━━ TEXT PROVIDED
Make sure you know where all your financial and legal documents are, including pension statements. Having important documents on hand in the divorce process means you avoid time and expense trying to get copies of them later. Know what assets are shared and which are exempt.  

Did you know if you inherit money or receive a gift during the marriage (in most provinces) as long as it is kept in a separate account it does not have to be shared in a divorce. Once it is used to pay down the mortgage on a family home or put in a joint account, it will be considered the property of both spouses.

  1. Assess your credit.

Request a copy of your credit report, and correct any misinformation it contains. Good credit is the foundation of your financial future, so watch it carefully! Without credit it can be near impossible to obtain loans for any purpose, or even to manage the expenses of running your household.

  1. Open accounts in your own name.

You will need your own bank accounts and credit cards. It is not too soon to set these up. Use a different bank than where you currently have joint accounts, and open both savings and checking accounts in your name alone.

  1. Assemble a professional divorce team.
━━━━
**WHAT THE TASK REQUIRES:**
Please output the passage of the divorce finances text starting with "Request a copy" and going on through "your name alone.", copied word for word.
━━ RECORDS
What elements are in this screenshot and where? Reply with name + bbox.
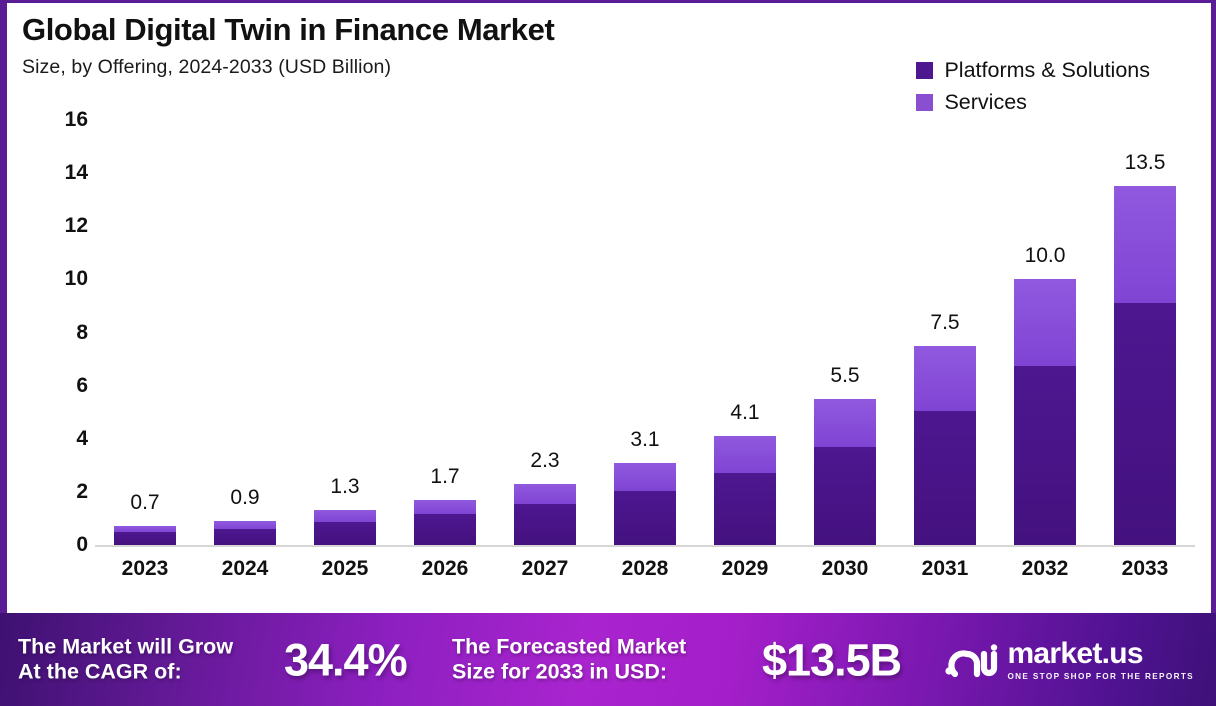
forecast-caption-line2: Size for 2033 in USD: [452, 660, 686, 685]
forecast-value: $13.5B [762, 637, 901, 682]
bar-stack[interactable] [714, 436, 776, 545]
logo-text-block: market.us ONE STOP SHOP FOR THE REPORTS [1007, 639, 1194, 681]
forecast-caption-line1: The Forecasted Market [452, 634, 686, 659]
bar-segment-platforms-solutions[interactable] [814, 447, 876, 545]
y-axis-tick-label: 2 [36, 480, 88, 504]
bar-stack[interactable] [614, 463, 676, 545]
bar-segment-services[interactable] [214, 521, 276, 528]
bar-value-label: 5.5 [830, 364, 859, 388]
logo-wordmark: market.us [1007, 639, 1194, 669]
bar-segment-services[interactable] [614, 463, 676, 491]
frame-border-top [0, 0, 1216, 3]
bar-value-label: 2.3 [530, 449, 559, 473]
bar-segment-services[interactable] [914, 346, 976, 411]
cagr-caption: The Market will Grow At the CAGR of: [18, 634, 233, 685]
x-axis-tick-label: 2029 [722, 557, 769, 581]
bar-value-label: 7.5 [930, 311, 959, 335]
x-axis-tick-label: 2031 [922, 557, 969, 581]
logo-tagline: ONE STOP SHOP FOR THE REPORTS [1007, 672, 1194, 681]
bar-value-label: 4.1 [730, 401, 759, 425]
bar-segment-services[interactable] [514, 484, 576, 504]
forecast-caption: The Forecasted Market Size for 2033 in U… [452, 634, 686, 685]
x-axis-tick-label: 2030 [822, 557, 869, 581]
bar-stack[interactable] [114, 526, 176, 545]
y-axis-tick-label: 0 [36, 533, 88, 557]
bar-stack[interactable] [814, 399, 876, 545]
bar-segment-services[interactable] [814, 399, 876, 447]
bar-segment-services[interactable] [1114, 186, 1176, 303]
bar-segment-platforms-solutions[interactable] [114, 532, 176, 545]
market-us-logo-icon [944, 640, 998, 680]
bar-segment-platforms-solutions[interactable] [1114, 303, 1176, 545]
bar-segment-platforms-solutions[interactable] [1014, 366, 1076, 545]
cagr-caption-line1: The Market will Grow [18, 634, 233, 659]
bar-segment-services[interactable] [1014, 279, 1076, 365]
frame-border-left [0, 0, 7, 613]
bar-segment-services[interactable] [314, 510, 376, 521]
bar-segment-platforms-solutions[interactable] [514, 504, 576, 545]
bar-segment-services[interactable] [714, 436, 776, 473]
cagr-caption-line2: At the CAGR of: [18, 660, 233, 685]
y-axis-tick-label: 6 [36, 374, 88, 398]
x-axis-tick-label: 2024 [222, 557, 269, 581]
x-axis-tick-label: 2027 [522, 557, 569, 581]
brand-logo[interactable]: market.us ONE STOP SHOP FOR THE REPORTS [944, 639, 1194, 681]
y-axis-tick-label: 12 [36, 214, 88, 238]
y-axis-tick-label: 10 [36, 267, 88, 291]
x-axis-tick-label: 2026 [422, 557, 469, 581]
y-axis-tick-label: 16 [36, 108, 88, 132]
y-axis-tick-label: 8 [36, 321, 88, 345]
bar-stack[interactable] [1114, 186, 1176, 545]
bar-value-label: 13.5 [1125, 151, 1166, 175]
bar-segment-platforms-solutions[interactable] [214, 529, 276, 545]
plot-area: 0246810121416 0.70.91.31.72.33.14.15.57.… [0, 0, 1216, 613]
x-axis-tick-label: 2033 [1122, 557, 1169, 581]
bar-segment-platforms-solutions[interactable] [414, 514, 476, 545]
bar-stack[interactable] [1014, 279, 1076, 545]
bar-stack[interactable] [414, 500, 476, 545]
bar-stack[interactable] [214, 521, 276, 545]
y-axis-tick-label: 14 [36, 161, 88, 185]
x-axis-line [95, 545, 1195, 547]
x-axis-tick-label: 2028 [622, 557, 669, 581]
bar-value-label: 3.1 [630, 428, 659, 452]
chart-infographic: Global Digital Twin in Finance Market Si… [0, 0, 1216, 706]
bar-segment-platforms-solutions[interactable] [714, 473, 776, 545]
x-axis-tick-label: 2023 [122, 557, 169, 581]
bar-series-container: 0.70.91.31.72.33.14.15.57.510.013.5 [95, 120, 1195, 545]
x-axis-tick-label: 2032 [1022, 557, 1069, 581]
bar-stack[interactable] [914, 346, 976, 545]
footer-banner: The Market will Grow At the CAGR of: 34.… [0, 613, 1216, 706]
bar-segment-platforms-solutions[interactable] [614, 491, 676, 545]
bar-segment-platforms-solutions[interactable] [914, 411, 976, 545]
bar-value-label: 0.9 [230, 486, 259, 510]
bar-value-label: 0.7 [130, 491, 159, 515]
x-axis: 2023202420252026202720282029203020312032… [95, 557, 1195, 597]
bar-value-label: 10.0 [1025, 244, 1066, 268]
bar-stack[interactable] [514, 484, 576, 545]
y-axis-tick-label: 4 [36, 427, 88, 451]
bar-stack[interactable] [314, 510, 376, 545]
bar-segment-services[interactable] [414, 500, 476, 515]
bar-value-label: 1.3 [330, 475, 359, 499]
x-axis-tick-label: 2025 [322, 557, 369, 581]
frame-border-right [1211, 0, 1216, 613]
bar-value-label: 1.7 [430, 465, 459, 489]
bar-segment-platforms-solutions[interactable] [314, 522, 376, 545]
y-axis: 0246810121416 [36, 0, 88, 613]
cagr-value: 34.4% [284, 637, 407, 682]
━━━━
**FINISHED EXERCISE:**
Request a copy of your credit report, and correct any misinformation it contains. Good credit is the foundation of your financial future, so watch it carefully! Without credit it can be near impossible to obtain loans for any purpose, or even to manage the expenses of running your household.

  1. Open accounts in your own name.

You will need your own bank accounts and credit cards. It is not too soon to set these up. Use a different bank than where you currently have joint accounts, and open both savings and checking accounts in your name alone.